▶ [SELECTED PASSAGE]
Answer: Computer science and data science are distinct yet related technical fields that involve the study and use of computers and computer programming. Computer science is the broader of the two fields. It encompasses theoretical and applied research into functional components of computers, including hardware, software, operating systems, networking protocols, and other elements of information technology (IT) systems architecture. Data science is a newer and more narrowly focused interdisciplinary field that combines programming skills with statistical modeling and data analytics methodologies. While the knowledge associated with computer science and data science overlaps, computer scientists and data scientists apply their technical knowledge and programming skills in different ways. Computer scientists are primarily concerned with the inner working of computers and they use their skills and knowledge to write and debug code, develop and modify software applications, and/or design and optimize computer systems and networks. Data scientists study database systems and probability modeling in order to solve complex problems that involve collecting, sorting, and analyzing large datasets.
The relationship between computer science and data science is foundational in that data science emerged through advances in the field of computer science, specifically in areas related to data collection, storage, and processing power. As the data capabilities of computer systems has increased, mathematicians and statisticians have been able to tackle and solve increasingly complex data analytics problems. These problems require large amounts of raw information (i.e., “big data”) to be collected, cleaned, sorted, merged, processed, and otherwise manipulated, yielding descriptive and predictive models that provide insights into trends and patterns in economics, politics, consumer behavior, and other fields of inquiry. This process of solving problems using statistical reasoning, algorithmic programming, and computer modeling is the essence of data science. The research and development that led to the emergence of data science and that continues to expand our understanding of IT systems and increase the capabilities of computer systems is what forms the basis of computer science.
One way to contextualize the difference between computer science and data science is to consider the knowledge and skills required to work in these fields, and to examine the training and instruction typically offered by computer science and data science programs at the baccalaureate level and in graduate programs. While data science is not exclusively a subfield within computer science, training in data science incorporates some of the same technical knowledge and programming proficiencies that are integral to computer science. This is reflected in undergraduate curricula for computer science and data science majors, which often include some of the same courses. For example, courses in calculus, statistics, algorithms, coding, software engineering, and operating systems are commonly required for computer science and data science majors. In fact, earning a bachelor’s degree in computer science in preparation for a master’s in data science degree program, a private data science training program, or a data science certification program is one pathway to becoming a data scientist.

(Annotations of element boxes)
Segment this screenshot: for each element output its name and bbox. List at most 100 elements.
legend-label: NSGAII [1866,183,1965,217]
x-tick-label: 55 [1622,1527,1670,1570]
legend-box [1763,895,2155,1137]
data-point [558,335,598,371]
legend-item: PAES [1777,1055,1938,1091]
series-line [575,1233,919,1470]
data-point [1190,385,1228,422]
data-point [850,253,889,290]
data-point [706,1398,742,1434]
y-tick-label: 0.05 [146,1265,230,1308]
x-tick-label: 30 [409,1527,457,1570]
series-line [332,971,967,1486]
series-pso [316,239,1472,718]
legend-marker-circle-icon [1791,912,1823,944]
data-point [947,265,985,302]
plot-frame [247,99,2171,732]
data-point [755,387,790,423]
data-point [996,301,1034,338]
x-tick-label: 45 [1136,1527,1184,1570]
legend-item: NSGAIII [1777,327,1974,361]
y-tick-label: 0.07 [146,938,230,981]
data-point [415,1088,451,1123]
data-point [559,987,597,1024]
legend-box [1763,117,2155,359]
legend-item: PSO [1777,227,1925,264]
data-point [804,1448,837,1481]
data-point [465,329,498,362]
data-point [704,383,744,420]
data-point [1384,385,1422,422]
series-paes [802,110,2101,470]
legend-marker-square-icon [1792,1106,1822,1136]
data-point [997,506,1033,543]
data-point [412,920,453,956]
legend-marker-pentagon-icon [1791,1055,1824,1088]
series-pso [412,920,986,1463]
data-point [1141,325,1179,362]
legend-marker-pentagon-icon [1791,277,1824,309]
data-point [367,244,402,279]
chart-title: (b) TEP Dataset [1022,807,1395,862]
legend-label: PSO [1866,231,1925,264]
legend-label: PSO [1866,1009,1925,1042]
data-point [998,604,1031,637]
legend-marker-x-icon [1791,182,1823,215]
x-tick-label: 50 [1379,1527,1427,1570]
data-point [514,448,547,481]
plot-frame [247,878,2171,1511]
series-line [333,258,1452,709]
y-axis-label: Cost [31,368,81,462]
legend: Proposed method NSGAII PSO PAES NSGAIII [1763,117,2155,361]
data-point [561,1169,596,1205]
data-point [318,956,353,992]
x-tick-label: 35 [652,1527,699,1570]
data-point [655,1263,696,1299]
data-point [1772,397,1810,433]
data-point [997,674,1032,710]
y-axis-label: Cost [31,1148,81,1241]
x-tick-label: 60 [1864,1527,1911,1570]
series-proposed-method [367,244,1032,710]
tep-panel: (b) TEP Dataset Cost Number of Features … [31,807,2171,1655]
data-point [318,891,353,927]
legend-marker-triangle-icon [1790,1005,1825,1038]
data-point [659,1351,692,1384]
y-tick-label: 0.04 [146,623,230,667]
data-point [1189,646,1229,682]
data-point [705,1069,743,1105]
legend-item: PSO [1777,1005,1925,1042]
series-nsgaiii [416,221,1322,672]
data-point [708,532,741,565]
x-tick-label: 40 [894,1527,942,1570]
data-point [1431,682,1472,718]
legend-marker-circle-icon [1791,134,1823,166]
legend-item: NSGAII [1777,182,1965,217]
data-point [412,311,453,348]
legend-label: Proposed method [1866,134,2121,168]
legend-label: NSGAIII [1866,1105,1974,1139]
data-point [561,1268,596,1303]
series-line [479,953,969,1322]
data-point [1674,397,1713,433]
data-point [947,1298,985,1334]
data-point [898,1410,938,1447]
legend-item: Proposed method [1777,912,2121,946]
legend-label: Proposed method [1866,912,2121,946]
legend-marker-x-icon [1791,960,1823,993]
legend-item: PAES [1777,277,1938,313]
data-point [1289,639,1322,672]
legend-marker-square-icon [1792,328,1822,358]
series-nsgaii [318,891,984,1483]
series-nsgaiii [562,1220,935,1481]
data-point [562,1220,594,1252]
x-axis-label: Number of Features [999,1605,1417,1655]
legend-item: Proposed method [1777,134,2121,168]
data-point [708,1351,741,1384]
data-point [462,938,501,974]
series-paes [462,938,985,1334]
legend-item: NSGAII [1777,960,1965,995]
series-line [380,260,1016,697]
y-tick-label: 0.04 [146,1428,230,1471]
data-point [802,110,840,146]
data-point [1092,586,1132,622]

▶ [SHORT PROBLEM 1]
Answer these questions about the passage on computer science and data science, one line each:
(a) Which of the two fields does it call the broader one?
(b) Data science emerged through advances in computer science in which three data-related areas?
(c) Which courses does it say are commonly required for both majors?
▶ [SHORT PROBLEM 2]
Rewrite the records as a JSON list of strings, one string per line. Start with the first line of the records and go on through the line with "legend-marker-triangle-icon [1790,1005,1825,1038]".

▶ [WORKED SOLUTION 1]
(a) Computer science
(b) Data collection, storage, and processing power
(c) Calculus, statistics, algorithms, coding, software engineering, and operating systems

▶ [WORKED SOLUTION 2]
[
  "Segment this screenshot: for each element output its name and bbox. List at most 100 elements.",
  "legend-label: NSGAII [1866,183,1965,217]",
  "x-tick-label: 55 [1622,1527,1670,1570]",
  "legend-box [1763,895,2155,1137]",
  "data-point [558,335,598,371]",
  "legend-item: PAES [1777,1055,1938,1091]",
  "series-line [575,1233,919,1470]",
  "data-point [1190,385,1228,422]",
  "data-point [850,253,889,290]",
  "data-point [706,1398,742,1434]",
  "y-tick-label: 0.05 [146,1265,230,1308]",
  "x-tick-label: 30 [409,1527,457,1570]",
  "series-line [332,971,967,1486]",
  "series-pso [316,239,1472,718]",
  "legend-marker-circle-icon [1791,912,1823,944]",
  "data-point [947,265,985,302]",
  "plot-frame [247,99,2171,732]",
  "data-point [755,387,790,423]",
  "data-point [996,301,1034,338]",
  "x-tick-label: 45 [1136,1527,1184,1570]",
  "legend-item: NSGAIII [1777,327,1974,361]",
  "y-tick-label: 0.07 [146,938,230,981]",
  "data-point [415,1088,451,1123]",
  "data-point [559,987,597,1024]",
  "legend-box [1763,117,2155,359]",
  "legend-item: PSO [1777,227,1925,264]",
  "data-point [804,1448,837,1481]",
  "data-point [465,329,498,362]",
  "data-point [704,383,744,420]",
  "data-point [1384,385,1422,422]",
  "series-paes [802,110,2101,470]",
  "legend-marker-square-icon [1792,1106,1822,1136]",
  "data-point [997,506,1033,543]",
  "data-point [412,920,453,956]",
  "legend-marker-pentagon-icon [1791,1055,1824,1088]",
  "series-pso [412,920,986,1463]",
  "data-point [1141,325,1179,362]",
  "legend-marker-pentagon-icon [1791,277,1824,309]",
  "data-point [367,244,402,279]",
  "chart-title: (b) TEP Dataset [1022,807,1395,862]",
  "legend-label: PSO [1866,231,1925,264]",
  "legend-label: PSO [1866,1009,1925,1042]",
  "data-point [998,604,1031,637]",
  "legend-marker-x-icon [1791,182,1823,215]",
  "x-tick-label: 50 [1379,1527,1427,1570]",
  "data-point [514,448,547,481]",
  "plot-frame [247,878,2171,1511]",
  "series-line [333,258,1452,709]",
  "y-axis-label: Cost [31,368,81,462]",
  "legend: Proposed method NSGAII PSO PAES NSGAIII [1763,117,2155,361]",
  "data-point [561,1169,596,1205]",
  "data-point [318,956,353,992]",
  "x-tick-label: 35 [652,1527,699,1570]",
  "data-point [655,1263,696,1299]",
  "data-point [1772,397,1810,433]",
  "data-point [997,674,1032,710]",
  "y-axis-label: Cost [31,1148,81,1241]",
  "x-tick-label: 60 [1864,1527,1911,1570]",
  "series-proposed-method [367,244,1032,710]",
  "tep-panel: (b) TEP Dataset Cost Number of Features … [31,807,2171,1655]",
  "data-point [318,891,353,927]",
  "legend-marker-triangle-icon [1790,1005,1825,1038]"
]